§ **WORK TO COMPLETE**
Exclude the pictures, then copy all remaining records exactly.

§ **ITEMS**
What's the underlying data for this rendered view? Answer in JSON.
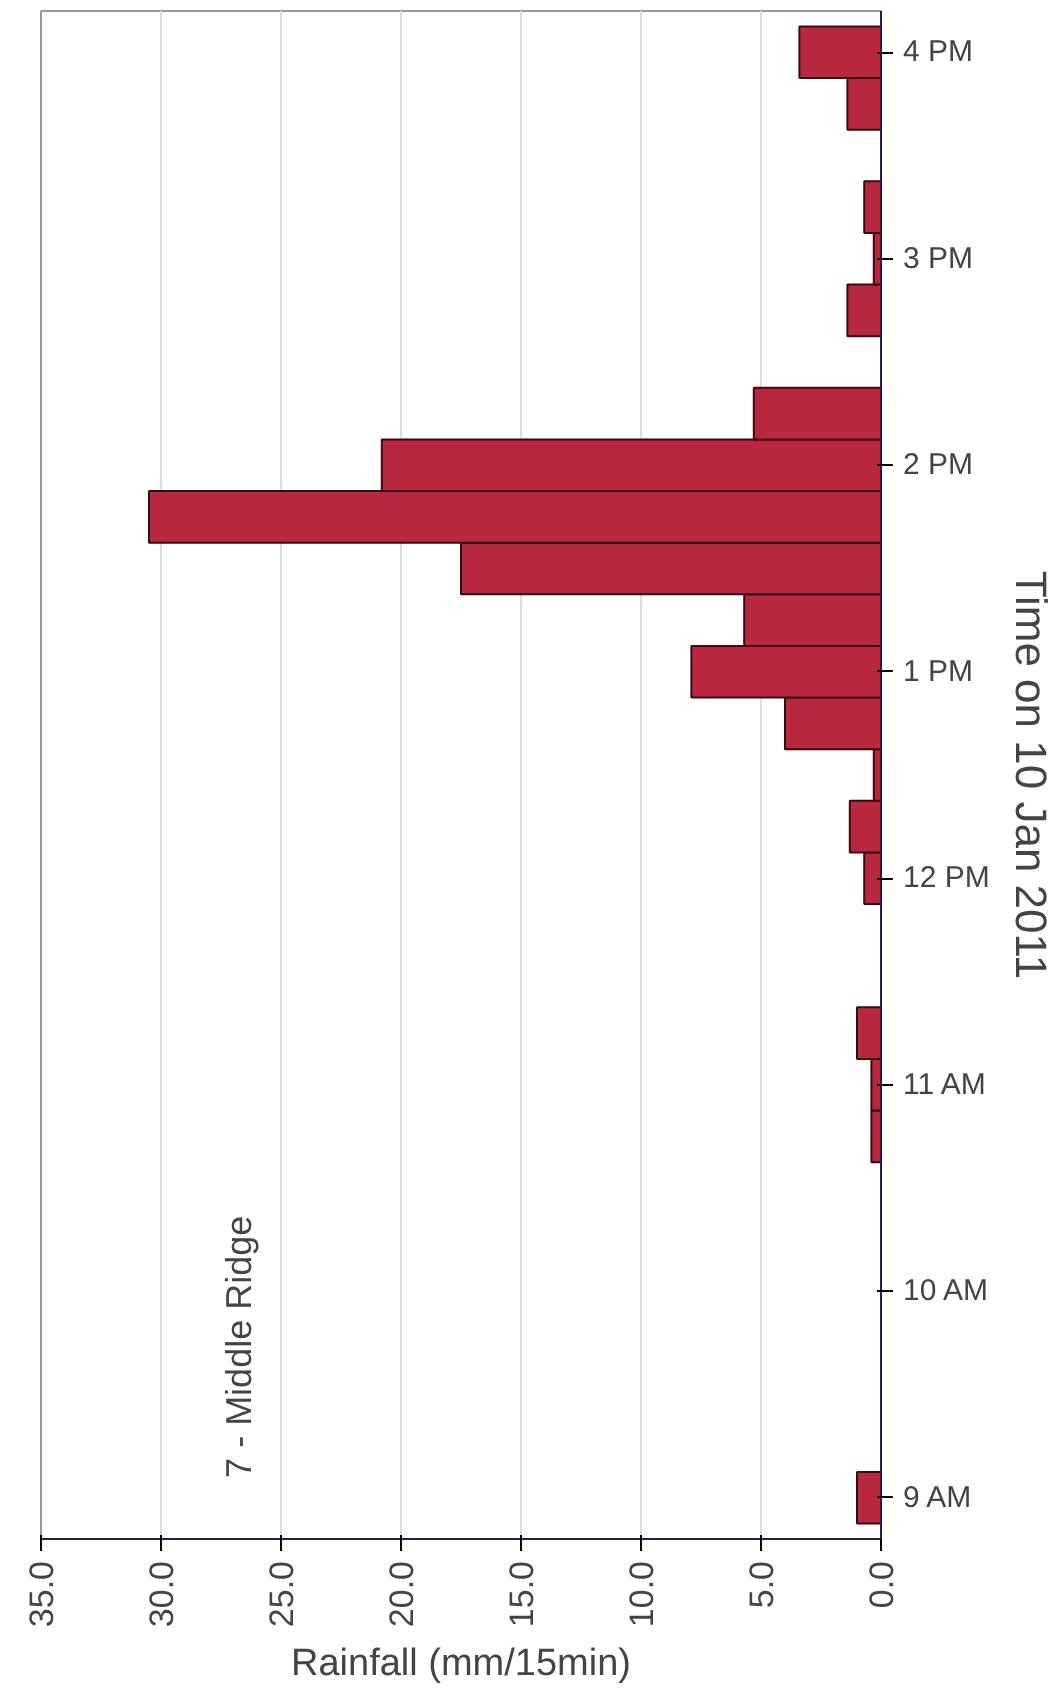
{
  "chart_data": {
    "type": "bar",
    "orientation": "horizontal",
    "xlabel": "Rainfall (mm/15min)",
    "ylabel": "Time on 10 Jan 2011",
    "annotations": [
      "7 - Middle Ridge"
    ],
    "x": [
      "2011-01-10T09:00",
      "2011-01-10T10:45",
      "2011-01-10T11:00",
      "2011-01-10T11:15",
      "2011-01-10T12:00",
      "2011-01-10T12:15",
      "2011-01-10T12:30",
      "2011-01-10T12:45",
      "2011-01-10T13:00",
      "2011-01-10T13:15",
      "2011-01-10T13:30",
      "2011-01-10T13:45",
      "2011-01-10T14:00",
      "2011-01-10T14:15",
      "2011-01-10T14:45",
      "2011-01-10T15:00",
      "2011-01-10T15:15",
      "2011-01-10T15:45",
      "2011-01-10T16:00"
    ],
    "values": [
      1.0,
      0.4,
      0.4,
      1.0,
      0.7,
      1.3,
      0.3,
      4.0,
      7.9,
      5.7,
      17.5,
      30.5,
      20.8,
      5.3,
      1.4,
      0.3,
      0.7,
      1.4,
      3.4
    ],
    "color": "#b8283f",
    "xlim": [
      35,
      0
    ],
    "xticks": [
      {
        "value": 35,
        "label": "35.0"
      },
      {
        "value": 30,
        "label": "30.0"
      },
      {
        "value": 25,
        "label": "25.0"
      },
      {
        "value": 20,
        "label": "20.0"
      },
      {
        "value": 15,
        "label": "15.0"
      },
      {
        "value": 10,
        "label": "10.0"
      },
      {
        "value": 5,
        "label": "5.0"
      },
      {
        "value": 0,
        "label": "0.0"
      }
    ],
    "ylim": [
      "2011-01-10T08:48",
      "2011-01-10T16:12"
    ],
    "yticks": [
      {
        "value": "2011-01-10T09:00",
        "label": "9 AM"
      },
      {
        "value": "2011-01-10T10:00",
        "label": "10 AM"
      },
      {
        "value": "2011-01-10T11:00",
        "label": "11 AM"
      },
      {
        "value": "2011-01-10T12:00",
        "label": "12 PM"
      },
      {
        "value": "2011-01-10T13:00",
        "label": "1 PM"
      },
      {
        "value": "2011-01-10T14:00",
        "label": "2 PM"
      },
      {
        "value": "2011-01-10T15:00",
        "label": "3 PM"
      },
      {
        "value": "2011-01-10T16:00",
        "label": "4 PM"
      }
    ],
    "grid": "x"
  }
}
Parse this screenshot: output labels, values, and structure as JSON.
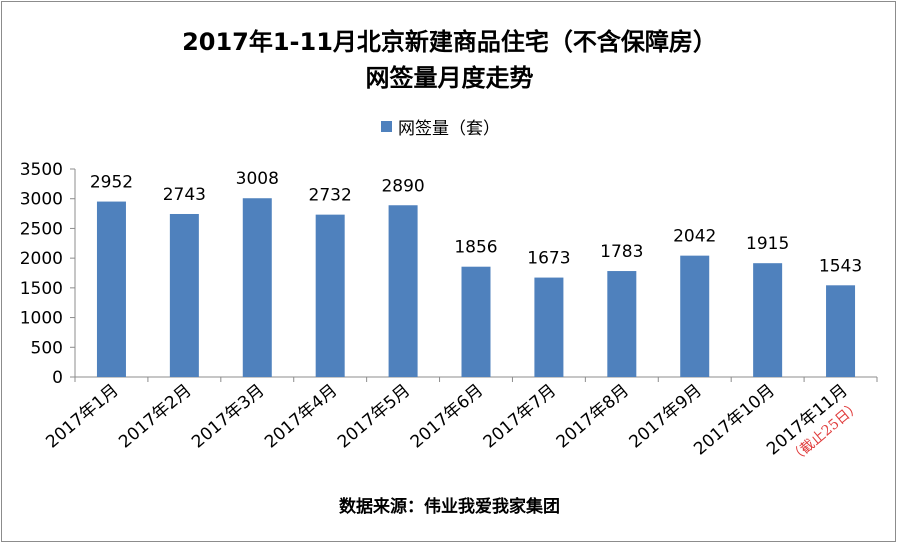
{
  "title_line1": "2017年1-11月北京新建商品住宅（不含保障房）",
  "title_line2": "网签量月度走势",
  "legend_label": "网签量（套）",
  "source_label": "数据来源：伟业我爱我家集团",
  "chart_data": {
    "type": "bar",
    "title": "2017年1-11月北京新建商品住宅（不含保障房） 网签量月度走势",
    "categories": [
      "2017年1月",
      "2017年2月",
      "2017年3月",
      "2017年4月",
      "2017年5月",
      "2017年6月",
      "2017年7月",
      "2017年8月",
      "2017年9月",
      "2017年10月",
      "2017年11月"
    ],
    "series": [
      {
        "name": "网签量（套）",
        "values": [
          2952,
          2743,
          3008,
          2732,
          2890,
          1856,
          1673,
          1783,
          2042,
          1915,
          1543
        ]
      }
    ],
    "category_notes": [
      null,
      null,
      null,
      null,
      null,
      null,
      null,
      null,
      null,
      null,
      "（截止25日）"
    ],
    "y_ticks": [
      0,
      500,
      1000,
      1500,
      2000,
      2500,
      3000,
      3500
    ],
    "ylim": [
      0,
      3500
    ],
    "grid": false,
    "legend_position": "top",
    "bar_color": "#4f81bd",
    "note_color": "#e03c3c"
  }
}
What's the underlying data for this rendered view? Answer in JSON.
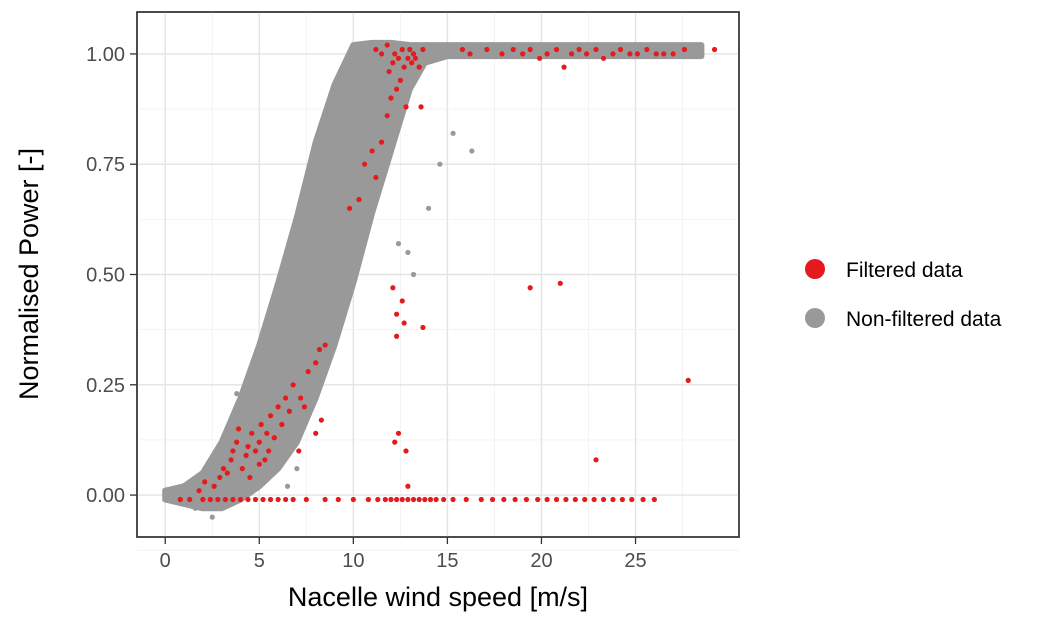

§ **TASK OUTPUT**
What's the underlying data for this rendered view? Answer in JSON.
{
  "chart_data": {
    "type": "bar",
    "orientation": "horizontal",
    "xlabel": "Rainfall (mm/15min)",
    "ylabel": "Time on 10 Jan 2011",
    "annotations": [
      "7 - Middle Ridge"
    ],
    "x": [
      "2011-01-10T09:00",
      "2011-01-10T10:45",
      "2011-01-10T11:00",
      "2011-01-10T11:15",
      "2011-01-10T12:00",
      "2011-01-10T12:15",
      "2011-01-10T12:30",
      "2011-01-10T12:45",
      "2011-01-10T13:00",
      "2011-01-10T13:15",
      "2011-01-10T13:30",
      "2011-01-10T13:45",
      "2011-01-10T14:00",
      "2011-01-10T14:15",
      "2011-01-10T14:45",
      "2011-01-10T15:00",
      "2011-01-10T15:15",
      "2011-01-10T15:45",
      "2011-01-10T16:00"
    ],
    "values": [
      1.0,
      0.4,
      0.4,
      1.0,
      0.7,
      1.3,
      0.3,
      4.0,
      7.9,
      5.7,
      17.5,
      30.5,
      20.8,
      5.3,
      1.4,
      0.3,
      0.7,
      1.4,
      3.4
    ],
    "color": "#b8283f",
    "xlim": [
      35,
      0
    ],
    "xticks": [
      {
        "value": 35,
        "label": "35.0"
      },
      {
        "value": 30,
        "label": "30.0"
      },
      {
        "value": 25,
        "label": "25.0"
      },
      {
        "value": 20,
        "label": "20.0"
      },
      {
        "value": 15,
        "label": "15.0"
      },
      {
        "value": 10,
        "label": "10.0"
      },
      {
        "value": 5,
        "label": "5.0"
      },
      {
        "value": 0,
        "label": "0.0"
      }
    ],
    "ylim": [
      "2011-01-10T08:48",
      "2011-01-10T16:12"
    ],
    "yticks": [
      {
        "value": "2011-01-10T09:00",
        "label": "9 AM"
      },
      {
        "value": "2011-01-10T10:00",
        "label": "10 AM"
      },
      {
        "value": "2011-01-10T11:00",
        "label": "11 AM"
      },
      {
        "value": "2011-01-10T12:00",
        "label": "12 PM"
      },
      {
        "value": "2011-01-10T13:00",
        "label": "1 PM"
      },
      {
        "value": "2011-01-10T14:00",
        "label": "2 PM"
      },
      {
        "value": "2011-01-10T15:00",
        "label": "3 PM"
      },
      {
        "value": "2011-01-10T16:00",
        "label": "4 PM"
      }
    ],
    "grid": "x"
  }
}
Parse this screenshot: output labels, values, and structure as JSON.
{
  "title_line1": "2017年1-11月北京新建商品住宅（不含保障房）",
  "title_line2": "网签量月度走势",
  "legend_label": "网签量（套）",
  "source_label": "数据来源：伟业我爱我家集团",
  "chart_data": {
    "type": "bar",
    "title": "2017年1-11月北京新建商品住宅（不含保障房） 网签量月度走势",
    "categories": [
      "2017年1月",
      "2017年2月",
      "2017年3月",
      "2017年4月",
      "2017年5月",
      "2017年6月",
      "2017年7月",
      "2017年8月",
      "2017年9月",
      "2017年10月",
      "2017年11月"
    ],
    "series": [
      {
        "name": "网签量（套）",
        "values": [
          2952,
          2743,
          3008,
          2732,
          2890,
          1856,
          1673,
          1783,
          2042,
          1915,
          1543
        ]
      }
    ],
    "category_notes": [
      null,
      null,
      null,
      null,
      null,
      null,
      null,
      null,
      null,
      null,
      "（截止25日）"
    ],
    "y_ticks": [
      0,
      500,
      1000,
      1500,
      2000,
      2500,
      3000,
      3500
    ],
    "ylim": [
      0,
      3500
    ],
    "grid": false,
    "legend_position": "top",
    "bar_color": "#4f81bd",
    "note_color": "#e03c3c"
  }
}
What's the underlying data for this rendered view? Answer in JSON.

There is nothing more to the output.